GIVEN EXERCISE - Quote, verbatim, all material below, without pictures.

□ □ □ □ □

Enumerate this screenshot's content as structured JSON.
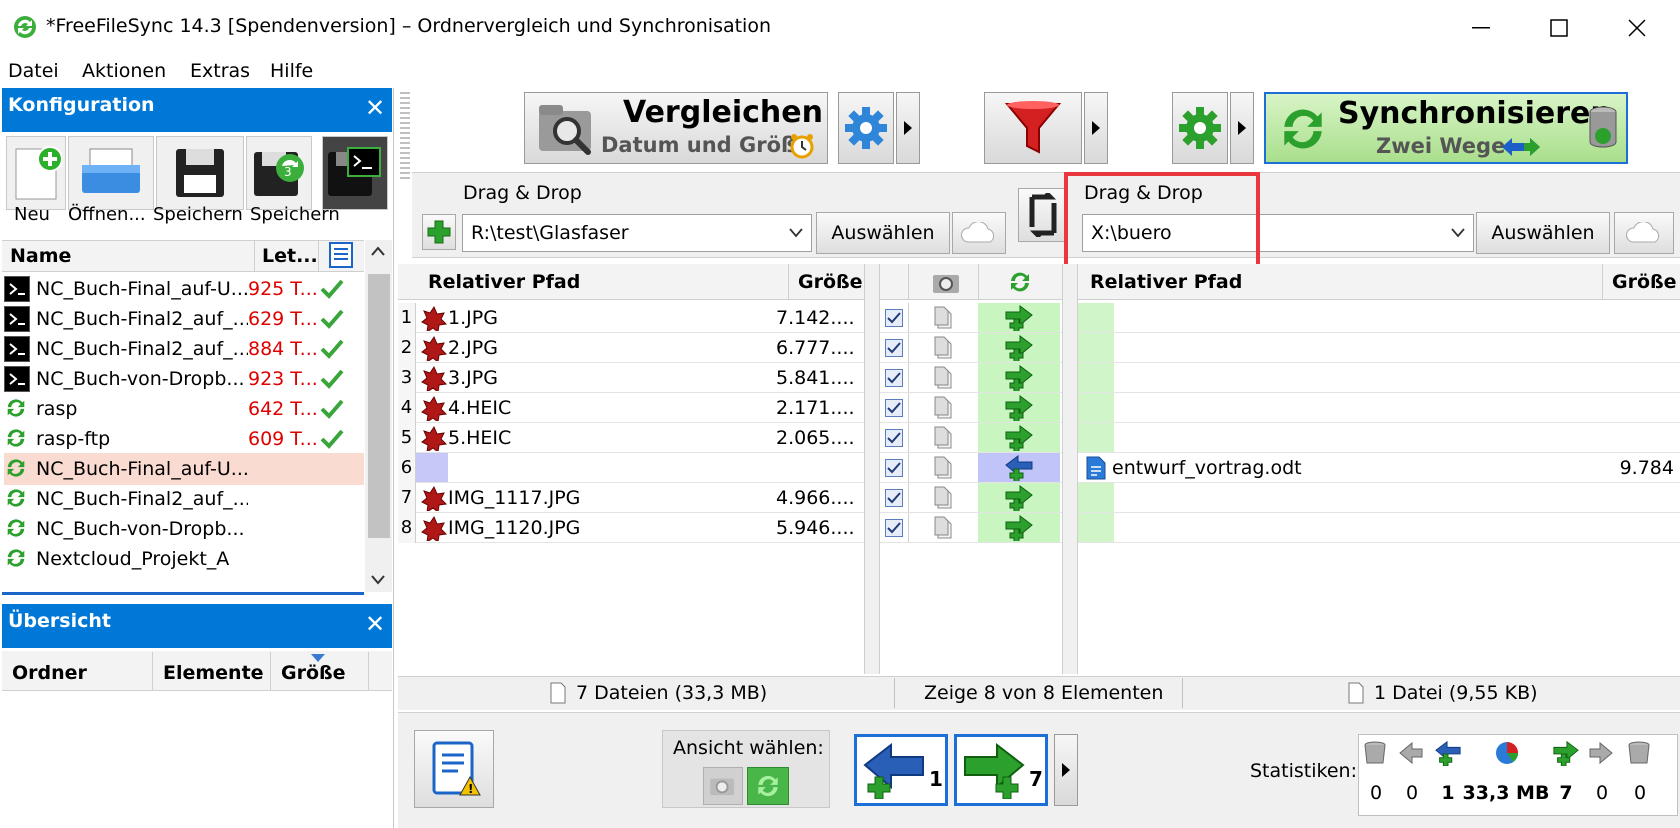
{
  "window": {
    "title": "*FreeFileSync 14.3 [Spendenversion] – Ordnervergleich und Synchronisation",
    "minimize_glyph": "—",
    "maximize_glyph": "☐",
    "close_glyph": "✕"
  },
  "menu": [
    "Datei",
    "Aktionen",
    "Extras",
    "Hilfe"
  ],
  "config_panel": {
    "title": "Konfiguration",
    "close_glyph": "✕",
    "toolbar": [
      "Neu",
      "Öffnen...",
      "Speichern",
      "Speichern"
    ],
    "col_name": "Name",
    "col_last": "Let...",
    "items": [
      {
        "icon": "terminal-icon",
        "name": "NC_Buch-Final_auf-U...",
        "last": "925 T...",
        "ok": true
      },
      {
        "icon": "terminal-icon",
        "name": "NC_Buch-Final2_auf_...",
        "last": "629 T...",
        "ok": true
      },
      {
        "icon": "terminal-icon",
        "name": "NC_Buch-Final2_auf_...",
        "last": "884 T...",
        "ok": true
      },
      {
        "icon": "terminal-icon",
        "name": "NC_Buch-von-Dropb...",
        "last": "923 T...",
        "ok": true
      },
      {
        "icon": "sync-icon",
        "name": "rasp",
        "last": "642 T...",
        "ok": true
      },
      {
        "icon": "sync-icon",
        "name": "rasp-ftp",
        "last": "609 T...",
        "ok": true
      },
      {
        "icon": "sync-icon",
        "name": "NC_Buch-Final_auf-U...",
        "last": "",
        "ok": false,
        "selected": true
      },
      {
        "icon": "sync-icon",
        "name": "NC_Buch-Final2_auf_...",
        "last": "",
        "ok": false
      },
      {
        "icon": "sync-icon",
        "name": "NC_Buch-von-Dropb...",
        "last": "",
        "ok": false
      },
      {
        "icon": "sync-icon",
        "name": "Nextcloud_Projekt_A",
        "last": "",
        "ok": false
      }
    ]
  },
  "overview_panel": {
    "title": "Übersicht",
    "close_glyph": "✕",
    "col_folder": "Ordner",
    "col_elements": "Elemente",
    "col_size": "Größe"
  },
  "toolbar": {
    "compare_label": "Vergleichen",
    "compare_sub": "Datum und Größe",
    "sync_label": "Synchronisieren",
    "sync_sub": "Zwei Wege"
  },
  "left_folder": {
    "drag_drop": "Drag & Drop",
    "path": "R:\\test\\Glasfaser",
    "browse": "Auswählen"
  },
  "right_folder": {
    "drag_drop": "Drag & Drop",
    "path": "X:\\buero",
    "browse": "Auswählen"
  },
  "grid": {
    "col_path": "Relativer Pfad",
    "col_size": "Größe",
    "left_rows": [
      {
        "n": "1",
        "name": "1.JPG",
        "size": "7.142...."
      },
      {
        "n": "2",
        "name": "2.JPG",
        "size": "6.777...."
      },
      {
        "n": "3",
        "name": "3.JPG",
        "size": "5.841...."
      },
      {
        "n": "4",
        "name": "4.HEIC",
        "size": "2.171...."
      },
      {
        "n": "5",
        "name": "5.HEIC",
        "size": "2.065...."
      },
      {
        "n": "6",
        "name": "",
        "size": ""
      },
      {
        "n": "7",
        "name": "IMG_1117.JPG",
        "size": "4.966...."
      },
      {
        "n": "8",
        "name": "IMG_1120.JPG",
        "size": "5.946...."
      }
    ],
    "right_rows": [
      {
        "name": "",
        "size": ""
      },
      {
        "name": "",
        "size": ""
      },
      {
        "name": "",
        "size": ""
      },
      {
        "name": "",
        "size": ""
      },
      {
        "name": "",
        "size": ""
      },
      {
        "name": "entwurf_vortrag.odt",
        "size": "9.784"
      },
      {
        "name": "",
        "size": ""
      },
      {
        "name": "",
        "size": ""
      }
    ],
    "actions": [
      "create-right",
      "create-right",
      "create-right",
      "create-right",
      "create-right",
      "create-left",
      "create-right",
      "create-right"
    ]
  },
  "status": {
    "left": "7 Dateien (33,3 MB)",
    "middle": "Zeige 8 von 8 Elementen",
    "right": "1 Datei (9,55 KB)"
  },
  "bottom": {
    "view_label": "Ansicht wählen:",
    "create_left_count": "1",
    "create_right_count": "7",
    "stats_label": "Statistiken:",
    "stats": [
      "0",
      "0",
      "1",
      "33,3 MB",
      "7",
      "0",
      "0"
    ]
  },
  "colors": {
    "accent": "#0078d7",
    "red_text": "#e00000",
    "green_action": "#c8f5c0",
    "highlight_box": "#e8383d"
  }
}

□ □ □ □ □

ANSWER BELOW -
Enumerate this screenshot's content as structured JSON.
{
  "window": {
    "title": "*FreeFileSync 14.3 [Spendenversion] – Ordnervergleich und Synchronisation",
    "minimize_glyph": "—",
    "maximize_glyph": "☐",
    "close_glyph": "✕"
  },
  "menu": [
    "Datei",
    "Aktionen",
    "Extras",
    "Hilfe"
  ],
  "config_panel": {
    "title": "Konfiguration",
    "close_glyph": "✕",
    "toolbar": [
      "Neu",
      "Öffnen...",
      "Speichern",
      "Speichern"
    ],
    "col_name": "Name",
    "col_last": "Let...",
    "items": [
      {
        "icon": "terminal-icon",
        "name": "NC_Buch-Final_auf-U...",
        "last": "925 T...",
        "ok": true
      },
      {
        "icon": "terminal-icon",
        "name": "NC_Buch-Final2_auf_...",
        "last": "629 T...",
        "ok": true
      },
      {
        "icon": "terminal-icon",
        "name": "NC_Buch-Final2_auf_...",
        "last": "884 T...",
        "ok": true
      },
      {
        "icon": "terminal-icon",
        "name": "NC_Buch-von-Dropb...",
        "last": "923 T...",
        "ok": true
      },
      {
        "icon": "sync-icon",
        "name": "rasp",
        "last": "642 T...",
        "ok": true
      },
      {
        "icon": "sync-icon",
        "name": "rasp-ftp",
        "last": "609 T...",
        "ok": true
      },
      {
        "icon": "sync-icon",
        "name": "NC_Buch-Final_auf-U...",
        "last": "",
        "ok": false,
        "selected": true
      },
      {
        "icon": "sync-icon",
        "name": "NC_Buch-Final2_auf_...",
        "last": "",
        "ok": false
      },
      {
        "icon": "sync-icon",
        "name": "NC_Buch-von-Dropb...",
        "last": "",
        "ok": false
      },
      {
        "icon": "sync-icon",
        "name": "Nextcloud_Projekt_A",
        "last": "",
        "ok": false
      }
    ]
  },
  "overview_panel": {
    "title": "Übersicht",
    "close_glyph": "✕",
    "col_folder": "Ordner",
    "col_elements": "Elemente",
    "col_size": "Größe"
  },
  "toolbar": {
    "compare_label": "Vergleichen",
    "compare_sub": "Datum und Größe",
    "sync_label": "Synchronisieren",
    "sync_sub": "Zwei Wege"
  },
  "left_folder": {
    "drag_drop": "Drag & Drop",
    "path": "R:\\test\\Glasfaser",
    "browse": "Auswählen"
  },
  "right_folder": {
    "drag_drop": "Drag & Drop",
    "path": "X:\\buero",
    "browse": "Auswählen"
  },
  "grid": {
    "col_path": "Relativer Pfad",
    "col_size": "Größe",
    "left_rows": [
      {
        "n": "1",
        "name": "1.JPG",
        "size": "7.142...."
      },
      {
        "n": "2",
        "name": "2.JPG",
        "size": "6.777...."
      },
      {
        "n": "3",
        "name": "3.JPG",
        "size": "5.841...."
      },
      {
        "n": "4",
        "name": "4.HEIC",
        "size": "2.171...."
      },
      {
        "n": "5",
        "name": "5.HEIC",
        "size": "2.065...."
      },
      {
        "n": "6",
        "name": "",
        "size": ""
      },
      {
        "n": "7",
        "name": "IMG_1117.JPG",
        "size": "4.966...."
      },
      {
        "n": "8",
        "name": "IMG_1120.JPG",
        "size": "5.946...."
      }
    ],
    "right_rows": [
      {
        "name": "",
        "size": ""
      },
      {
        "name": "",
        "size": ""
      },
      {
        "name": "",
        "size": ""
      },
      {
        "name": "",
        "size": ""
      },
      {
        "name": "",
        "size": ""
      },
      {
        "name": "entwurf_vortrag.odt",
        "size": "9.784"
      },
      {
        "name": "",
        "size": ""
      },
      {
        "name": "",
        "size": ""
      }
    ],
    "actions": [
      "create-right",
      "create-right",
      "create-right",
      "create-right",
      "create-right",
      "create-left",
      "create-right",
      "create-right"
    ]
  },
  "status": {
    "left": "7 Dateien (33,3 MB)",
    "middle": "Zeige 8 von 8 Elementen",
    "right": "1 Datei (9,55 KB)"
  },
  "bottom": {
    "view_label": "Ansicht wählen:",
    "create_left_count": "1",
    "create_right_count": "7",
    "stats_label": "Statistiken:",
    "stats": [
      "0",
      "0",
      "1",
      "33,3 MB",
      "7",
      "0",
      "0"
    ]
  },
  "colors": {
    "accent": "#0078d7",
    "red_text": "#e00000",
    "green_action": "#c8f5c0",
    "highlight_box": "#e8383d"
  }
}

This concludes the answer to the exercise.